**PROMPT:** Below are the records. Count the lines containing the string "ریال", and reply with the number alone.

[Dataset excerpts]
+===+

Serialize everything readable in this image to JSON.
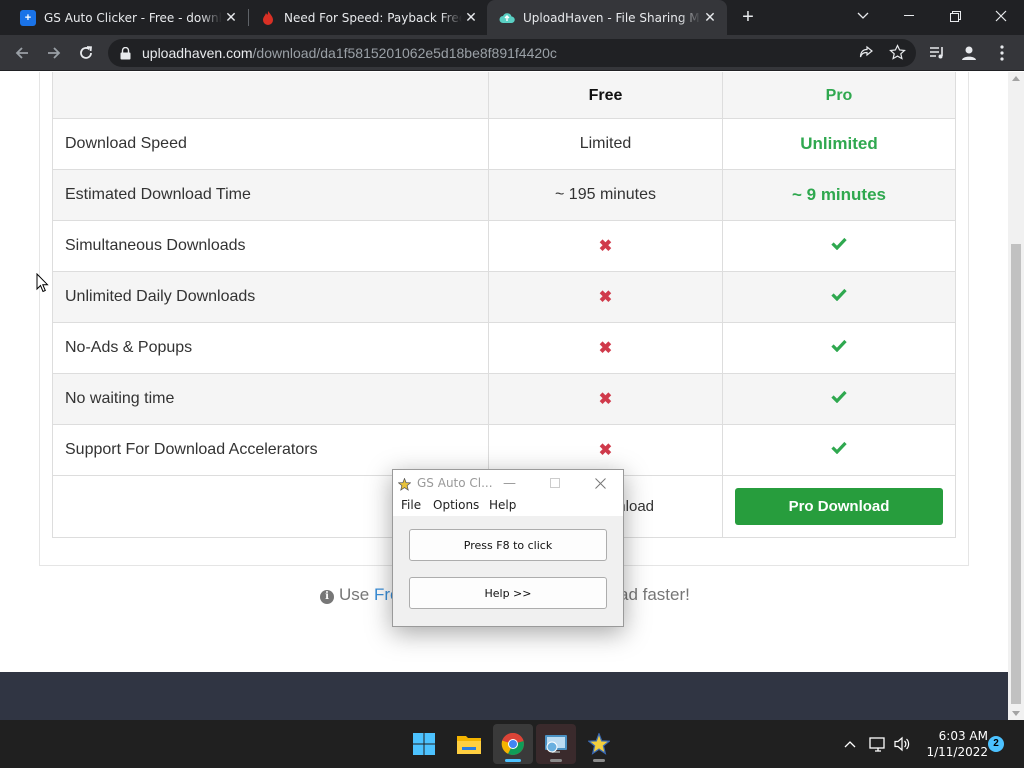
{
  "browser": {
    "tabs": [
      {
        "title": "GS Auto Clicker - Free - downloa",
        "favicon": "gs-auto-clicker-favicon",
        "color": "#1a73e8"
      },
      {
        "title": "Need For Speed: Payback Free Do",
        "favicon": "nfs-favicon",
        "color": "#c5221f"
      },
      {
        "title": "UploadHaven - File Sharing Made",
        "favicon": "uploadhaven-favicon",
        "color": "#5ad0c4",
        "active": true
      }
    ],
    "url": {
      "host": "uploadhaven.com",
      "path": "/download/da1f5815201062e5d18be8f891f4420c"
    }
  },
  "comparison": {
    "headers": {
      "free": "Free",
      "pro": "Pro"
    },
    "rows": [
      {
        "feature": "Download Speed",
        "free": "Limited",
        "pro": "Unlimited"
      },
      {
        "feature": "Estimated Download Time",
        "free": "~ 195 minutes",
        "pro": "~ 9 minutes"
      },
      {
        "feature": "Simultaneous Downloads",
        "free": "x",
        "pro": "check"
      },
      {
        "feature": "Unlimited Daily Downloads",
        "free": "x",
        "pro": "check"
      },
      {
        "feature": "No-Ads & Popups",
        "free": "x",
        "pro": "check"
      },
      {
        "feature": "No waiting time",
        "free": "x",
        "pro": "check"
      },
      {
        "feature": "Support For Download Accelerators",
        "free": "x",
        "pro": "check"
      }
    ],
    "free_download_partial": "nload",
    "pro_download_label": "Pro Download"
  },
  "tip": {
    "lead": "Use ",
    "link_partial": "Fre",
    "tail_partial": "ad faster!"
  },
  "gs_window": {
    "title": "GS Auto Cl...",
    "menu": [
      "File",
      "Options",
      "Help"
    ],
    "click_button": "Press F8 to click",
    "help_button": "Help >>"
  },
  "taskbar": {
    "apps": [
      "start-icon",
      "file-explorer-icon",
      "chrome-icon",
      "remote-app-icon",
      "gs-auto-clicker-icon"
    ],
    "time": "6:03 AM",
    "date": "1/11/2022",
    "notifications": "2"
  },
  "colors": {
    "pro_green": "#2fa84f",
    "button_green": "#279d3d",
    "x_red": "#d03a4b",
    "footer": "#303543"
  }
}
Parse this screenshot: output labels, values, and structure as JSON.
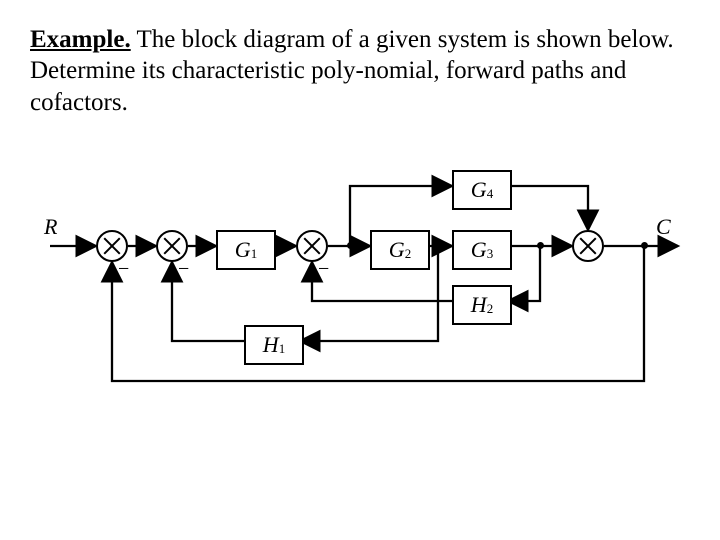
{
  "caption": {
    "lead": "Example.",
    "rest": " The block diagram of a given system is shown below. Determine its characteristic poly-nomial, forward paths and cofactors."
  },
  "labels": {
    "R": "R",
    "C": "C",
    "minus": "−"
  },
  "blocks": {
    "G1": {
      "sym": "G",
      "sub": "1"
    },
    "G2": {
      "sym": "G",
      "sub": "2"
    },
    "G3": {
      "sym": "G",
      "sub": "3"
    },
    "G4": {
      "sym": "G",
      "sub": "4"
    },
    "H1": {
      "sym": "H",
      "sub": "1"
    },
    "H2": {
      "sym": "H",
      "sub": "2"
    }
  }
}
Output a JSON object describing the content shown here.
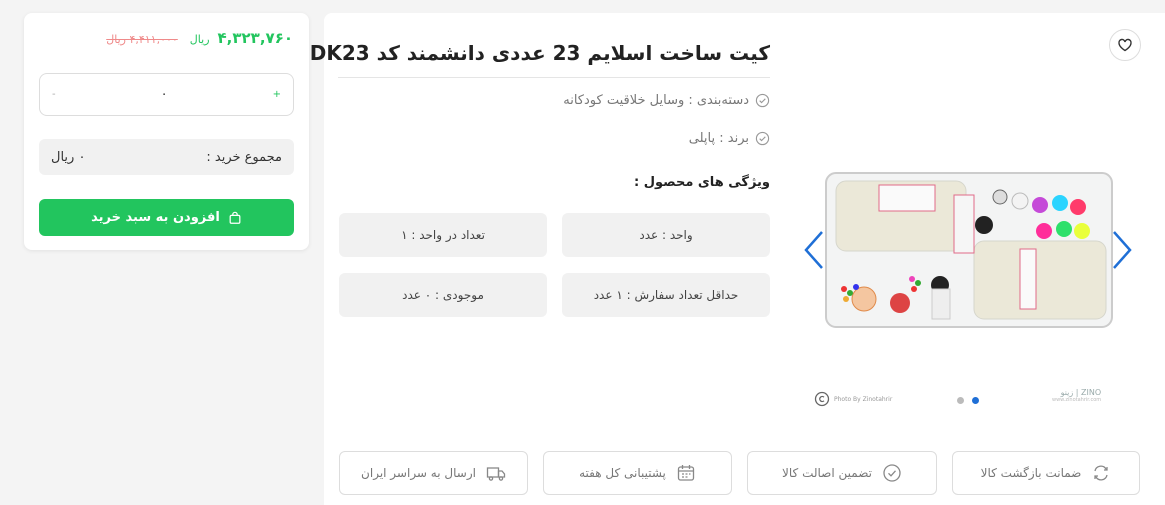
{
  "buy_card": {
    "price_new": "۴,۳۲۳,۷۶۰",
    "price_unit": "ریال",
    "price_old": "۴,۴۱۱,۰۰۰ ریال",
    "qty_minus": "-",
    "qty_value": "۰",
    "qty_plus": "+",
    "total_label": "مجموع خرید :",
    "total_value": "۰ ریال",
    "add_to_cart_label": "افزودن به سبد خرید"
  },
  "product": {
    "title": "کیت ساخت اسلایم 23 عددی دانشمند کد DK23",
    "category_text": "دسته‌بندی : وسایل خلاقیت کودکانه",
    "brand_text": "برند : پاپلی",
    "features_title": "ویژگی های محصول :",
    "features": [
      "واحد : عدد",
      "تعداد در واحد : ۱",
      "حداقل تعداد سفارش : ۱ عدد",
      "موجودی : ۰ عدد"
    ]
  },
  "gallery": {
    "copyright_text": "Photo By Zinotahrir",
    "watermark_text": "زینو | ZINO",
    "watermark_url": "www.zinotahrir.com",
    "active_slide": 1,
    "slide_count": 2
  },
  "guarantees": [
    {
      "label": "ضمانت بازگشت کالا",
      "icon": "return-icon"
    },
    {
      "label": "تضمین اصالت کالا",
      "icon": "check-circle-icon"
    },
    {
      "label": "پشتیبانی کل هفته",
      "icon": "calendar-icon"
    },
    {
      "label": "ارسال به سراسر ایران",
      "icon": "truck-icon"
    }
  ],
  "colors": {
    "accent_green": "#22c55e",
    "old_price_red": "#ef8a8a",
    "slider_blue": "#1f6fd6"
  }
}
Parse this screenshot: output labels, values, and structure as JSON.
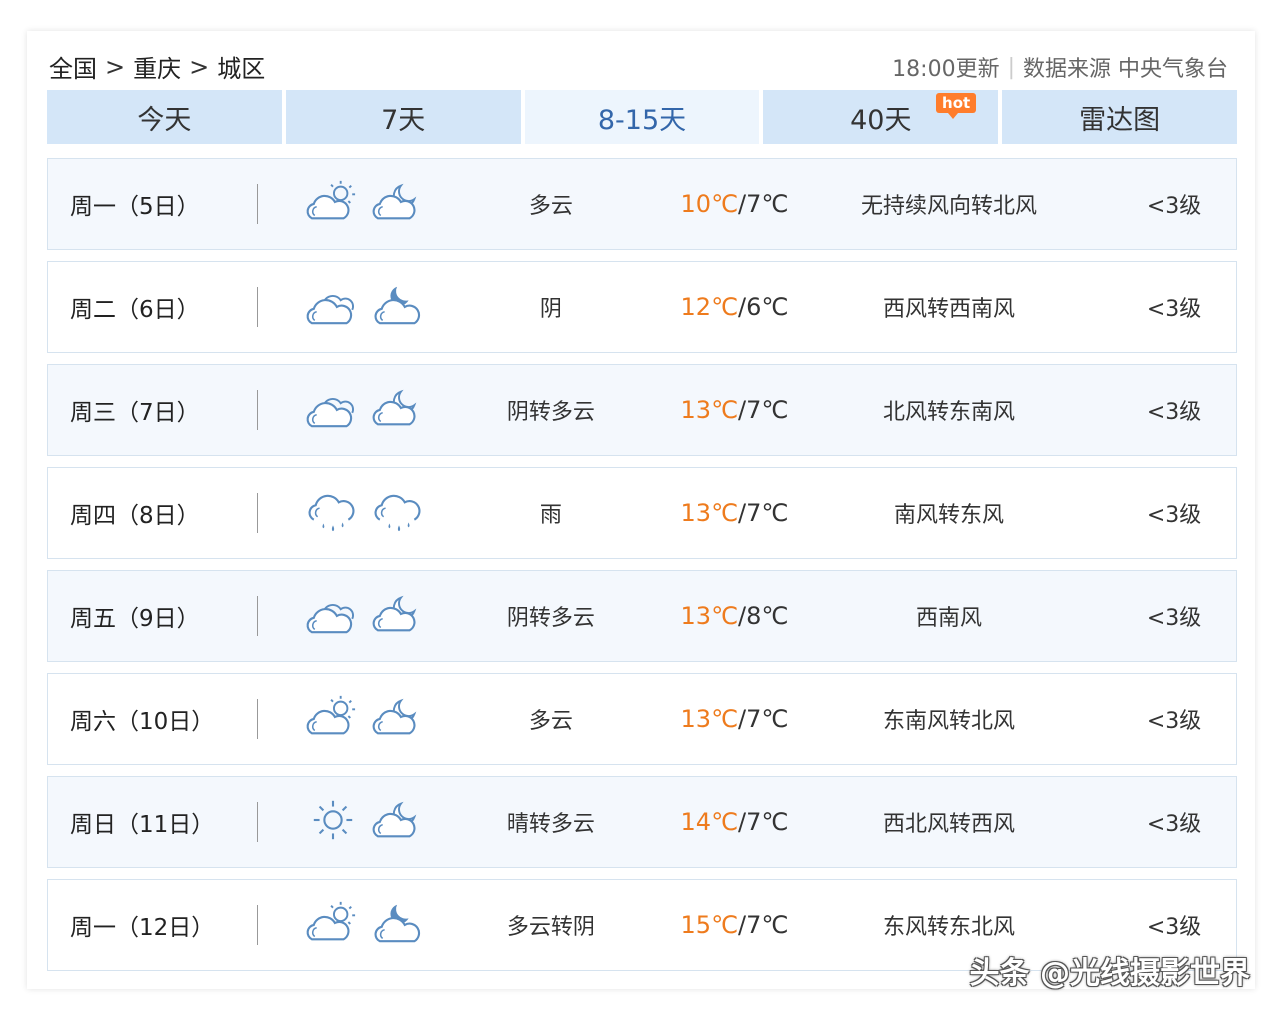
{
  "breadcrumb": {
    "country": "全国",
    "city": "重庆",
    "district": "城区",
    "sep": ">"
  },
  "update": {
    "time": "18:00更新",
    "divider": "|",
    "source": "数据来源 中央气象台"
  },
  "tabs": [
    {
      "label": "今天"
    },
    {
      "label": "7天"
    },
    {
      "label": "8-15天"
    },
    {
      "label": "40天",
      "badge": "hot"
    },
    {
      "label": "雷达图"
    }
  ],
  "colors": {
    "accent": "#ee7b1d",
    "tab_bg": "#d4e6f8",
    "tab_active": "#3366aa",
    "hot": "#ff7d2c"
  },
  "rows": [
    {
      "day": "周一（5日）",
      "icon_day": "partly-cloudy-icon",
      "icon_night": "cloudy-night-icon",
      "cond": "多云",
      "hi": "10℃",
      "lo": "/7℃",
      "wind": "无持续风向转北风",
      "level": "<3级"
    },
    {
      "day": "周二（6日）",
      "icon_day": "overcast-icon",
      "icon_night": "cloudy-moon-icon",
      "cond": "阴",
      "hi": "12℃",
      "lo": "/6℃",
      "wind": "西风转西南风",
      "level": "<3级"
    },
    {
      "day": "周三（7日）",
      "icon_day": "overcast-icon",
      "icon_night": "cloudy-night-icon",
      "cond": "阴转多云",
      "hi": "13℃",
      "lo": "/7℃",
      "wind": "北风转东南风",
      "level": "<3级"
    },
    {
      "day": "周四（8日）",
      "icon_day": "rain-icon",
      "icon_night": "rain-icon",
      "cond": "雨",
      "hi": "13℃",
      "lo": "/7℃",
      "wind": "南风转东风",
      "level": "<3级"
    },
    {
      "day": "周五（9日）",
      "icon_day": "overcast-icon",
      "icon_night": "cloudy-night-icon",
      "cond": "阴转多云",
      "hi": "13℃",
      "lo": "/8℃",
      "wind": "西南风",
      "level": "<3级"
    },
    {
      "day": "周六（10日）",
      "icon_day": "partly-cloudy-icon",
      "icon_night": "cloudy-night-icon",
      "cond": "多云",
      "hi": "13℃",
      "lo": "/7℃",
      "wind": "东南风转北风",
      "level": "<3级"
    },
    {
      "day": "周日（11日）",
      "icon_day": "sun-icon",
      "icon_night": "cloudy-night-icon",
      "cond": "晴转多云",
      "hi": "14℃",
      "lo": "/7℃",
      "wind": "西北风转西风",
      "level": "<3级"
    },
    {
      "day": "周一（12日）",
      "icon_day": "partly-cloudy-icon",
      "icon_night": "cloudy-moon-icon",
      "cond": "多云转阴",
      "hi": "15℃",
      "lo": "/7℃",
      "wind": "东风转东北风",
      "level": "<3级"
    }
  ],
  "watermark": "头条 @光线摄影世界"
}
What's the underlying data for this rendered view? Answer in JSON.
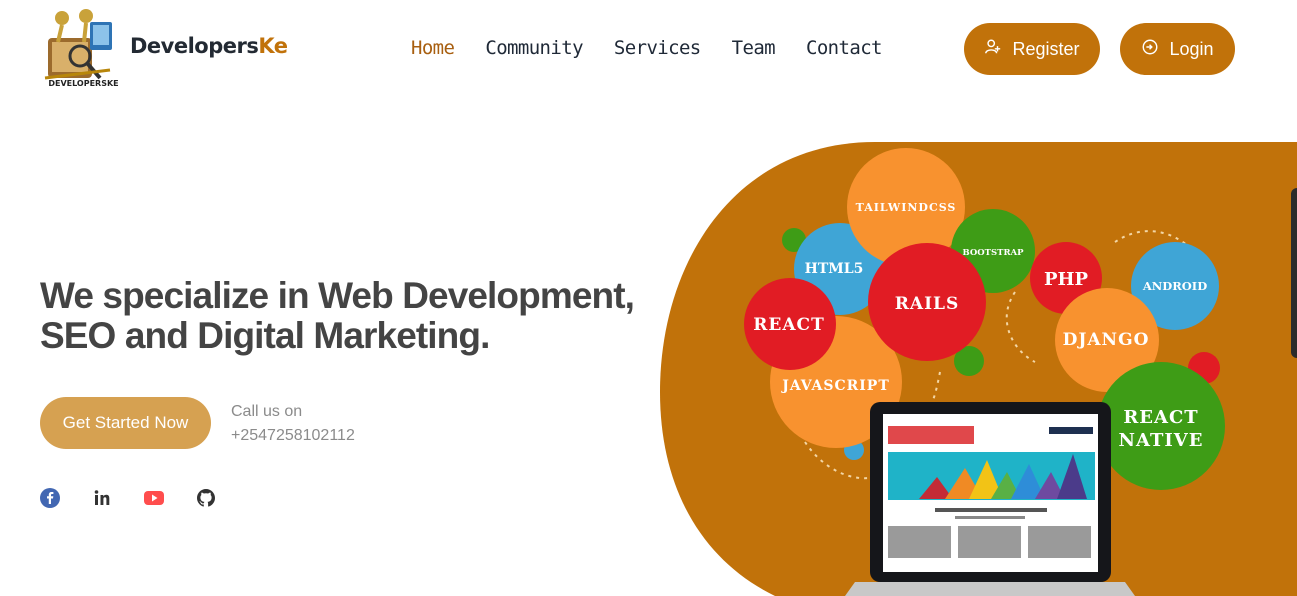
{
  "brand": {
    "logo_caption": "DEVELOPERSKE",
    "name_part1": "Developers",
    "name_part2": "Ke",
    "accent_color": "#c1720a"
  },
  "nav": {
    "items": [
      {
        "label": "Home",
        "active": true
      },
      {
        "label": "Community",
        "active": false
      },
      {
        "label": "Services",
        "active": false
      },
      {
        "label": "Team",
        "active": false
      },
      {
        "label": "Contact",
        "active": false
      }
    ]
  },
  "auth": {
    "register_label": "Register",
    "register_icon": "user-plus-icon",
    "login_label": "Login",
    "login_icon": "login-icon"
  },
  "hero": {
    "headline_line1": "We specialize in Web Development,",
    "headline_line2": "SEO and Digital Marketing.",
    "cta_label": "Get Started Now",
    "call_label": "Call us on",
    "phone": "+2547258102112",
    "cta_color": "#d6a151",
    "background_color": "#c1720a"
  },
  "socials": [
    {
      "name": "facebook-icon",
      "color": "#4267b2"
    },
    {
      "name": "linkedin-icon",
      "color": "#333333"
    },
    {
      "name": "youtube-icon",
      "color": "#ff4d4d"
    },
    {
      "name": "github-icon",
      "color": "#333333"
    }
  ],
  "tech_bubbles": [
    {
      "label": "TAILWINDCSS",
      "color": "#f8922f"
    },
    {
      "label": "BOOTSTRAP",
      "color": "#3e9c16"
    },
    {
      "label": "HTML5",
      "color": "#3fa5d6"
    },
    {
      "label": "RAILS",
      "color": "#e11c24"
    },
    {
      "label": "PHP",
      "color": "#e11c24"
    },
    {
      "label": "ANDROID",
      "color": "#3fa5d6"
    },
    {
      "label": "REACT",
      "color": "#e11c24"
    },
    {
      "label": "DJANGO",
      "color": "#f8922f"
    },
    {
      "label": "JAVASCRIPT",
      "color": "#f8922f"
    },
    {
      "label": "REACT",
      "color": "#3e9c16"
    },
    {
      "label": "NATIVE",
      "color": "#3e9c16"
    }
  ]
}
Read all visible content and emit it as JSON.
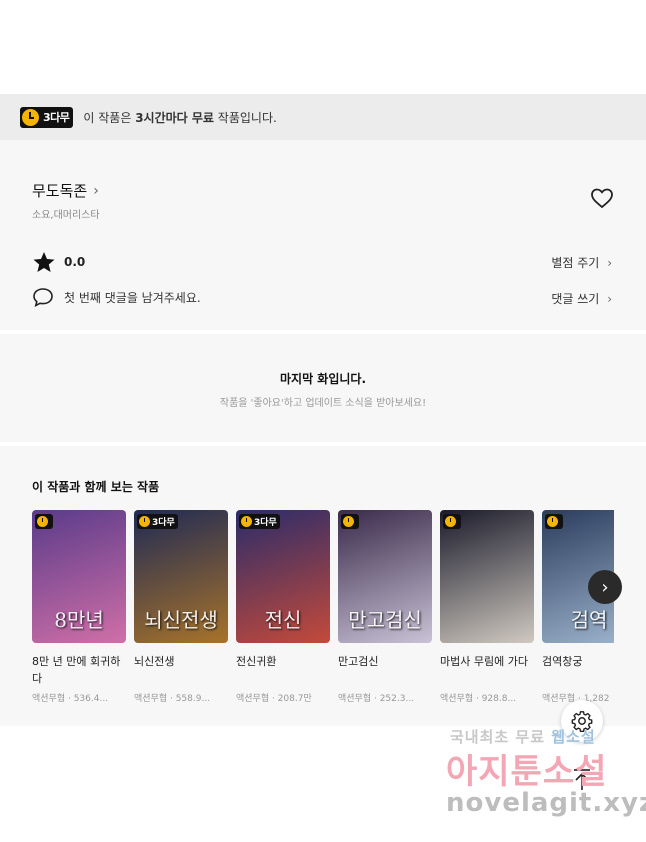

+===+

**RESULT:** 3